# [What this task involves]
Output every entry exactly as written.

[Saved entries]
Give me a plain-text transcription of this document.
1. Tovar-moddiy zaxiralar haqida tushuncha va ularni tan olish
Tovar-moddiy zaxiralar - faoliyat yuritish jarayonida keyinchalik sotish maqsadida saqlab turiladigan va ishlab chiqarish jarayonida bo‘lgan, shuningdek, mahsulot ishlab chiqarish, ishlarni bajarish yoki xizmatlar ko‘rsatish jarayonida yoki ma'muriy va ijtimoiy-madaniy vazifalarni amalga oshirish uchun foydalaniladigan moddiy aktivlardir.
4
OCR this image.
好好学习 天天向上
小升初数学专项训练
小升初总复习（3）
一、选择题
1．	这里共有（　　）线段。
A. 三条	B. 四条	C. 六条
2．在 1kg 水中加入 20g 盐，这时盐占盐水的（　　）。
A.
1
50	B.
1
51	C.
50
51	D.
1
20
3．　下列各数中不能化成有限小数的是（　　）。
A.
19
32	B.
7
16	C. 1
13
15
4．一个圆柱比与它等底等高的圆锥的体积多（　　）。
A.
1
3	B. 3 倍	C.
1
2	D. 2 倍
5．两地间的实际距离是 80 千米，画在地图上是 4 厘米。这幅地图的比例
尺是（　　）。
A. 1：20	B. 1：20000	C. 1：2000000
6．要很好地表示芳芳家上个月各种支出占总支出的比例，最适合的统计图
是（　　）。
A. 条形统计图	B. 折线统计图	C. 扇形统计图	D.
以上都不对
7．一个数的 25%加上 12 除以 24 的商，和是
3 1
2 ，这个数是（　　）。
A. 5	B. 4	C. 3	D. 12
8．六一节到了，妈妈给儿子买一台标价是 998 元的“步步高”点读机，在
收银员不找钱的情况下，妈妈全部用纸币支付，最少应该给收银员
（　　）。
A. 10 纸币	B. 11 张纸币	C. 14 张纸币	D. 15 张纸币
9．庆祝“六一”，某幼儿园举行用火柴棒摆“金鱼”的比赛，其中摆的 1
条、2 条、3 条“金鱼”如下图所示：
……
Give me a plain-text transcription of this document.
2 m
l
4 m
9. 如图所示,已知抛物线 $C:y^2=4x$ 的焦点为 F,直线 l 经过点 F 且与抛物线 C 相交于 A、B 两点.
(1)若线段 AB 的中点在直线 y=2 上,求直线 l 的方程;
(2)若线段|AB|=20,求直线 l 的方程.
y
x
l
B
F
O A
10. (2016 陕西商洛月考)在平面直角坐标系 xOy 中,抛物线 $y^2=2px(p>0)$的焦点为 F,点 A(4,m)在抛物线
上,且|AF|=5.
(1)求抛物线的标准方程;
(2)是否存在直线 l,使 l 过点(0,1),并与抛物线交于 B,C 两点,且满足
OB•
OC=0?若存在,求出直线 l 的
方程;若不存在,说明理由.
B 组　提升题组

# [Solution]
Give me a plain-text transcription of this document.
1. Tovar-moddiy zaxiralar haqida tushuncha va ularni tan olish
Tovar-moddiy zaxiralar - faoliyat yuritish jarayonida keyinchalik sotish maqsadida saqlab turiladigan va ishlab chiqarish jarayonida bo‘lgan, shuningdek, mahsulot ishlab chiqarish, ishlarni bajarish yoki xizmatlar ko‘rsatish jarayonida yoki ma'muriy va ijtimoiy-madaniy vazifalarni amalga oshirish uchun foydalaniladigan moddiy aktivlardir.
4
OCR this image.
好好学习 天天向上
小升初数学专项训练
小升初总复习（3）
一、选择题
1．	这里共有（　　）线段。
A. 三条	B. 四条	C. 六条
2．在 1kg 水中加入 20g 盐，这时盐占盐水的（　　）。
A.
1
50	B.
1
51	C.
50
51	D.
1
20
3．　下列各数中不能化成有限小数的是（　　）。
A.
19
32	B.
7
16	C. 1
13
15
4．一个圆柱比与它等底等高的圆锥的体积多（　　）。
A.
1
3	B. 3 倍	C.
1
2	D. 2 倍
5．两地间的实际距离是 80 千米，画在地图上是 4 厘米。这幅地图的比例
尺是（　　）。
A. 1：20	B. 1：20000	C. 1：2000000
6．要很好地表示芳芳家上个月各种支出占总支出的比例，最适合的统计图
是（　　）。
A. 条形统计图	B. 折线统计图	C. 扇形统计图	D.
以上都不对
7．一个数的 25%加上 12 除以 24 的商，和是
3 1
2 ，这个数是（　　）。
A. 5	B. 4	C. 3	D. 12
8．六一节到了，妈妈给儿子买一台标价是 998 元的“步步高”点读机，在
收银员不找钱的情况下，妈妈全部用纸币支付，最少应该给收银员
（　　）。
A. 10 纸币	B. 11 张纸币	C. 14 张纸币	D. 15 张纸币
9．庆祝“六一”，某幼儿园举行用火柴棒摆“金鱼”的比赛，其中摆的 1
条、2 条、3 条“金鱼”如下图所示：
……
Give me a plain-text transcription of this document.
2 m
l
4 m
9. 如图所示,已知抛物线 $C:y^2=4x$ 的焦点为 F,直线 l 经过点 F 且与抛物线 C 相交于 A、B 两点.
(1)若线段 AB 的中点在直线 y=2 上,求直线 l 的方程;
(2)若线段|AB|=20,求直线 l 的方程.
y
x
l
B
F
O A
10. (2016 陕西商洛月考)在平面直角坐标系 xOy 中,抛物线 $y^2=2px(p>0)$的焦点为 F,点 A(4,m)在抛物线
上,且|AF|=5.
(1)求抛物线的标准方程;
(2)是否存在直线 l,使 l 过点(0,1),并与抛物线交于 B,C 两点,且满足
OB•
OC=0?若存在,求出直线 l 的
方程;若不存在,说明理由.
B 组　提升题组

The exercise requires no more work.